▼

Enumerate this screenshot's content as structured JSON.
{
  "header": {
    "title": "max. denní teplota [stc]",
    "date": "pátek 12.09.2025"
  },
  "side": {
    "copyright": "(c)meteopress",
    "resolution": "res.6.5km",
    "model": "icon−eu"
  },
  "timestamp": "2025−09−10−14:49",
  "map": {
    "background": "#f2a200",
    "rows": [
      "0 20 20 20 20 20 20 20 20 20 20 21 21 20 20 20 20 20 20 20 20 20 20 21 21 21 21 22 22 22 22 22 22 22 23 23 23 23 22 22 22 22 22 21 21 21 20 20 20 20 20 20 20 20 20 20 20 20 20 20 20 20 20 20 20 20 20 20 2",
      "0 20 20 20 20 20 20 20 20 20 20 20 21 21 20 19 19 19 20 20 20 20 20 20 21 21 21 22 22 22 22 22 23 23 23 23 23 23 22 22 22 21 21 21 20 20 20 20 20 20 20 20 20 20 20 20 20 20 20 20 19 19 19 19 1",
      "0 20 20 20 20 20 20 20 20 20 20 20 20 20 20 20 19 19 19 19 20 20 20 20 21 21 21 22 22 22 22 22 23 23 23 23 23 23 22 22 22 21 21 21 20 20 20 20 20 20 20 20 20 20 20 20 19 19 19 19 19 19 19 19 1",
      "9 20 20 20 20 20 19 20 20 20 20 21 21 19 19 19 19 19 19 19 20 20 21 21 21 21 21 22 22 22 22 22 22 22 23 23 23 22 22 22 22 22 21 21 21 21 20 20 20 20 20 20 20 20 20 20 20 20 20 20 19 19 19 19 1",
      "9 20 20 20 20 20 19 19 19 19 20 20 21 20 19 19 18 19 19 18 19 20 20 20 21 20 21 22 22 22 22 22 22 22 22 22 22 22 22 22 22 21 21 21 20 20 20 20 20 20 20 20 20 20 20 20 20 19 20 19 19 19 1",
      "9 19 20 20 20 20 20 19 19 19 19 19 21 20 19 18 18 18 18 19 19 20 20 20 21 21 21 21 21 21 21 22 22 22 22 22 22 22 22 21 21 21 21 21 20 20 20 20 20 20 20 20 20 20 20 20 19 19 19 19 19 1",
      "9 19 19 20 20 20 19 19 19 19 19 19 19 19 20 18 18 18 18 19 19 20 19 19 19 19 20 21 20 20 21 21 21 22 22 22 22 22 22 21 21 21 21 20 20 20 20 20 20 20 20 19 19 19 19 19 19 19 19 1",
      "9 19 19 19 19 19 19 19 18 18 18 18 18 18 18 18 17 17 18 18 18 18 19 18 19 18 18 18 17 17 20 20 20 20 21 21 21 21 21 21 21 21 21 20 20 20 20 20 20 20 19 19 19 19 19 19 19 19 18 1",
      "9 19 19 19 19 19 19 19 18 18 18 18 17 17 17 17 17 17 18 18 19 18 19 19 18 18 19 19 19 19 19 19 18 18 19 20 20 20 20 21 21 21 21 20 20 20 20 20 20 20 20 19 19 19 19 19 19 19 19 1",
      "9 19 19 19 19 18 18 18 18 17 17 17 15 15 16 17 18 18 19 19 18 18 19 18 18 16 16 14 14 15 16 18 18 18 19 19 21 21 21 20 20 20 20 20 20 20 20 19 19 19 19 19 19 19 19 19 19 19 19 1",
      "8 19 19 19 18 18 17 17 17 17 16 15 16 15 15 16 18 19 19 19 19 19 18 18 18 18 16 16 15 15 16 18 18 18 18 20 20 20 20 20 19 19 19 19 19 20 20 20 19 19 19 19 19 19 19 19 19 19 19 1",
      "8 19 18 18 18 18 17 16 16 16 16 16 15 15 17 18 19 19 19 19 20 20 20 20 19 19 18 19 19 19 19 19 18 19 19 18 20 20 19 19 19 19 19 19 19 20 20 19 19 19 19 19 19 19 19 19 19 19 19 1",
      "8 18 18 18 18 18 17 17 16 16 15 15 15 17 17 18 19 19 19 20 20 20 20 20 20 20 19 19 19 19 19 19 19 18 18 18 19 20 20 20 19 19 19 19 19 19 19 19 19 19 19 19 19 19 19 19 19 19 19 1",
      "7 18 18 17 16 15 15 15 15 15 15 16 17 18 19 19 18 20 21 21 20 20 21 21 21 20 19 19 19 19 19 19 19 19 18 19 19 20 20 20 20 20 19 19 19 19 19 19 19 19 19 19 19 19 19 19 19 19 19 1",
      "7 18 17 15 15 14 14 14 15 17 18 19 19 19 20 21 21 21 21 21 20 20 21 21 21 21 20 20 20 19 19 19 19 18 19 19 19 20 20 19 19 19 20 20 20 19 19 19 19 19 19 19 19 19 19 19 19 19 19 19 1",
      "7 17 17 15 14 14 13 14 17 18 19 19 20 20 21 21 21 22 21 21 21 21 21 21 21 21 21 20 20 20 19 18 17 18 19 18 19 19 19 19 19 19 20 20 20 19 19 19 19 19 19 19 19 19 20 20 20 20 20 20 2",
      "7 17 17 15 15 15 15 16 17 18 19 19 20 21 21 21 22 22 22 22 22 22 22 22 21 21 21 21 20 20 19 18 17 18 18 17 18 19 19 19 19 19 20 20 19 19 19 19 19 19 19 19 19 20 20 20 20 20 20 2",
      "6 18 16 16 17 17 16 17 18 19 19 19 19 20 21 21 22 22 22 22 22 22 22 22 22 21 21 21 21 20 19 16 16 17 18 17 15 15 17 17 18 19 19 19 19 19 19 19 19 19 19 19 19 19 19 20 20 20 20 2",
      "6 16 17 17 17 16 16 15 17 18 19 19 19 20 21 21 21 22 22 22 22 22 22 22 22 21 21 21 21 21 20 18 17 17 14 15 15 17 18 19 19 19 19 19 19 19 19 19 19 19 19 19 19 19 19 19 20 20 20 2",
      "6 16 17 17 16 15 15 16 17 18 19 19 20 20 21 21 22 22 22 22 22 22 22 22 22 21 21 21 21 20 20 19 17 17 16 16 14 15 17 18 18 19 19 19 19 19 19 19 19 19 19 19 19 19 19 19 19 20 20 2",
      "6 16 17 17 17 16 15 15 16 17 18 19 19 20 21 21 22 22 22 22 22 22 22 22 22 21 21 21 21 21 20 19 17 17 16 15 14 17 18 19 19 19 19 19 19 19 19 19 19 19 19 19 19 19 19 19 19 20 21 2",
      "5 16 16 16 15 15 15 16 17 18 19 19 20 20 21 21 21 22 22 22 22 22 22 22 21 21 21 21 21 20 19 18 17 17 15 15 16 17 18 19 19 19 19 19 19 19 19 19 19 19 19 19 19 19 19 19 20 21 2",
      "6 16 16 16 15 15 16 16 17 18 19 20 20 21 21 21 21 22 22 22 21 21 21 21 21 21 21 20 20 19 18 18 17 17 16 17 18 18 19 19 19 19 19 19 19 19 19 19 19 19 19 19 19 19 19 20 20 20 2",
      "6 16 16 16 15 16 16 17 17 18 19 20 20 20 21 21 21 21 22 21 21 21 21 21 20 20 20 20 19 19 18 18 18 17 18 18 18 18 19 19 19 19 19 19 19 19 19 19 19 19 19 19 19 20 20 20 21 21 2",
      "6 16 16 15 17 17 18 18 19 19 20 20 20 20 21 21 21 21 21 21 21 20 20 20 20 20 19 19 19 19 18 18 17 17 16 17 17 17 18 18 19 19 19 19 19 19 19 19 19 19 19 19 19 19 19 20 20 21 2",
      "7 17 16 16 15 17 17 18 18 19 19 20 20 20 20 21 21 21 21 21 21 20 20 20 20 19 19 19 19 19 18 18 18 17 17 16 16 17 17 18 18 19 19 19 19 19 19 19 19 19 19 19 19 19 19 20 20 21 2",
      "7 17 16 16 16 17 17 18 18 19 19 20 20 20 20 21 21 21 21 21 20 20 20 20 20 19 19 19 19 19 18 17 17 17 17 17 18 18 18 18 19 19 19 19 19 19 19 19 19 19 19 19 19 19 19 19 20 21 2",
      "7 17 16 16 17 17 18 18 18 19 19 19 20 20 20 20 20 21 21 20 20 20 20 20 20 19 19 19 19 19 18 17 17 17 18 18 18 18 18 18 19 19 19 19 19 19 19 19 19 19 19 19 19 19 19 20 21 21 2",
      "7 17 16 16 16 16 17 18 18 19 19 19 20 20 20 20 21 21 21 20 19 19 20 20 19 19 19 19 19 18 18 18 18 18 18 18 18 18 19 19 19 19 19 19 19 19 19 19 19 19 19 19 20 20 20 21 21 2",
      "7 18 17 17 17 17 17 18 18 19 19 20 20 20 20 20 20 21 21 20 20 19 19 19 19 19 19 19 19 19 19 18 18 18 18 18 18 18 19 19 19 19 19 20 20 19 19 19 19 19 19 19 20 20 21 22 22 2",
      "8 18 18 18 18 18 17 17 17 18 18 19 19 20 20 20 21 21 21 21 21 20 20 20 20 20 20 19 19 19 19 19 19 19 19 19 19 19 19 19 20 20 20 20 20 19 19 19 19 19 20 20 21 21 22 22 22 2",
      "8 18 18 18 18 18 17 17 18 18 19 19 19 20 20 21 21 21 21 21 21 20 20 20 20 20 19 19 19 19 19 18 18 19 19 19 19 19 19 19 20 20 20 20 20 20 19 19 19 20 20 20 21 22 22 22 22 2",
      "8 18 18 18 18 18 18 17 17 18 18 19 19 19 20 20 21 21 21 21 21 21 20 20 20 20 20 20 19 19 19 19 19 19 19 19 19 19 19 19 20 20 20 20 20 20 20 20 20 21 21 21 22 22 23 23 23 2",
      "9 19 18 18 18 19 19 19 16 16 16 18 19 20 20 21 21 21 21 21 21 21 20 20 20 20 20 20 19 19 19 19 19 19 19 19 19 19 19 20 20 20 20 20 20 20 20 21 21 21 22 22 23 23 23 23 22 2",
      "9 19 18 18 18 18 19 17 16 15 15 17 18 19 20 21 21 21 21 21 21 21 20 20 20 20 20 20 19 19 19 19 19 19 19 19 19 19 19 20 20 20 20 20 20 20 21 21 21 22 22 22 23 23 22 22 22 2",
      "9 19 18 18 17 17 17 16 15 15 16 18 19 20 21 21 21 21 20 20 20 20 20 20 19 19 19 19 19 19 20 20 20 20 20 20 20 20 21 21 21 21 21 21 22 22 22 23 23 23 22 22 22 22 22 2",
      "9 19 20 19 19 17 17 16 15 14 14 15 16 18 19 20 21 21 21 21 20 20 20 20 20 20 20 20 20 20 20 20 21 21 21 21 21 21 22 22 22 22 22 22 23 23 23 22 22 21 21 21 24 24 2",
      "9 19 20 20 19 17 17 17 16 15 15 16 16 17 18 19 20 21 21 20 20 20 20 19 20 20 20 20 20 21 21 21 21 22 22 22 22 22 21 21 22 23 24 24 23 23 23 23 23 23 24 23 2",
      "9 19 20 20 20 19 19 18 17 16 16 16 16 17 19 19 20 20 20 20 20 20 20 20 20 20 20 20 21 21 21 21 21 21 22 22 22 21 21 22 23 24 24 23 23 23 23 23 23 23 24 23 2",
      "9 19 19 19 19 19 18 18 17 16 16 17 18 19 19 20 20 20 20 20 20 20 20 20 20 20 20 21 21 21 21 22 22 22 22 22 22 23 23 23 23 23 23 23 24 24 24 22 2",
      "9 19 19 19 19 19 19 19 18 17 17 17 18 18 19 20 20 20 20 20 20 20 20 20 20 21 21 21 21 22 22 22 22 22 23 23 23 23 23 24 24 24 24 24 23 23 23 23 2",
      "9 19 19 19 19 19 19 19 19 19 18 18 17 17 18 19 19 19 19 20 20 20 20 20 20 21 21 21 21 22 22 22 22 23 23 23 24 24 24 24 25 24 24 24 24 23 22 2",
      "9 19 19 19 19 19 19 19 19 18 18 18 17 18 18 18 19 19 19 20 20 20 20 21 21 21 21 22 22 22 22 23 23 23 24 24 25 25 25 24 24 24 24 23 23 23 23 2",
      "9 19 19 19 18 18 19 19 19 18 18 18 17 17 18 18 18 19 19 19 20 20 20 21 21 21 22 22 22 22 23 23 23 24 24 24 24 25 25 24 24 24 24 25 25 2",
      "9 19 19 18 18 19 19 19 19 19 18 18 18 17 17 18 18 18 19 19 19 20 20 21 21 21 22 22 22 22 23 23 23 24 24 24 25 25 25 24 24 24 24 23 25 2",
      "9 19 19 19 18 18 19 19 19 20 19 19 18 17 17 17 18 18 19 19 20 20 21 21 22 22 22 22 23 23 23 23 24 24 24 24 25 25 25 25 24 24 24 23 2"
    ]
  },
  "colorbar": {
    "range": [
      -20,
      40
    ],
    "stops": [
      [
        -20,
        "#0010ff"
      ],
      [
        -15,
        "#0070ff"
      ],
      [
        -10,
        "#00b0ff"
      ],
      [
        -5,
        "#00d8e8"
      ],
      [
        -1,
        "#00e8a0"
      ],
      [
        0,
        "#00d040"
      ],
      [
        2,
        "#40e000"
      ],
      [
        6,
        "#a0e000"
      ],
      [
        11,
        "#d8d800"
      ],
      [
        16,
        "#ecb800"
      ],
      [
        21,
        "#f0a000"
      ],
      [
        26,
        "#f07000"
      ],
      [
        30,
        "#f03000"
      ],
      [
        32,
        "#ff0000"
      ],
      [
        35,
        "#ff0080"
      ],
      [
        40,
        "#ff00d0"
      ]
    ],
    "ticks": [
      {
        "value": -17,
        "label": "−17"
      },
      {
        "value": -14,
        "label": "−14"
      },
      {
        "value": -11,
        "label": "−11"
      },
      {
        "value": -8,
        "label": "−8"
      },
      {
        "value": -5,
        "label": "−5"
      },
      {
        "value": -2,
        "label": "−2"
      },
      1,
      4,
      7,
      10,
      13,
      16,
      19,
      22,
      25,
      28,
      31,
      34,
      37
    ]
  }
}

▲

● BRIEF:
Copy out every line of the material above that mentions the word "label".

● RESULT FOR THIS EXERCISE:
        "label": "−17"
        "label": "−14"
        "label": "−11"
        "label": "−8"
        "label": "−5"
        "label": "−2"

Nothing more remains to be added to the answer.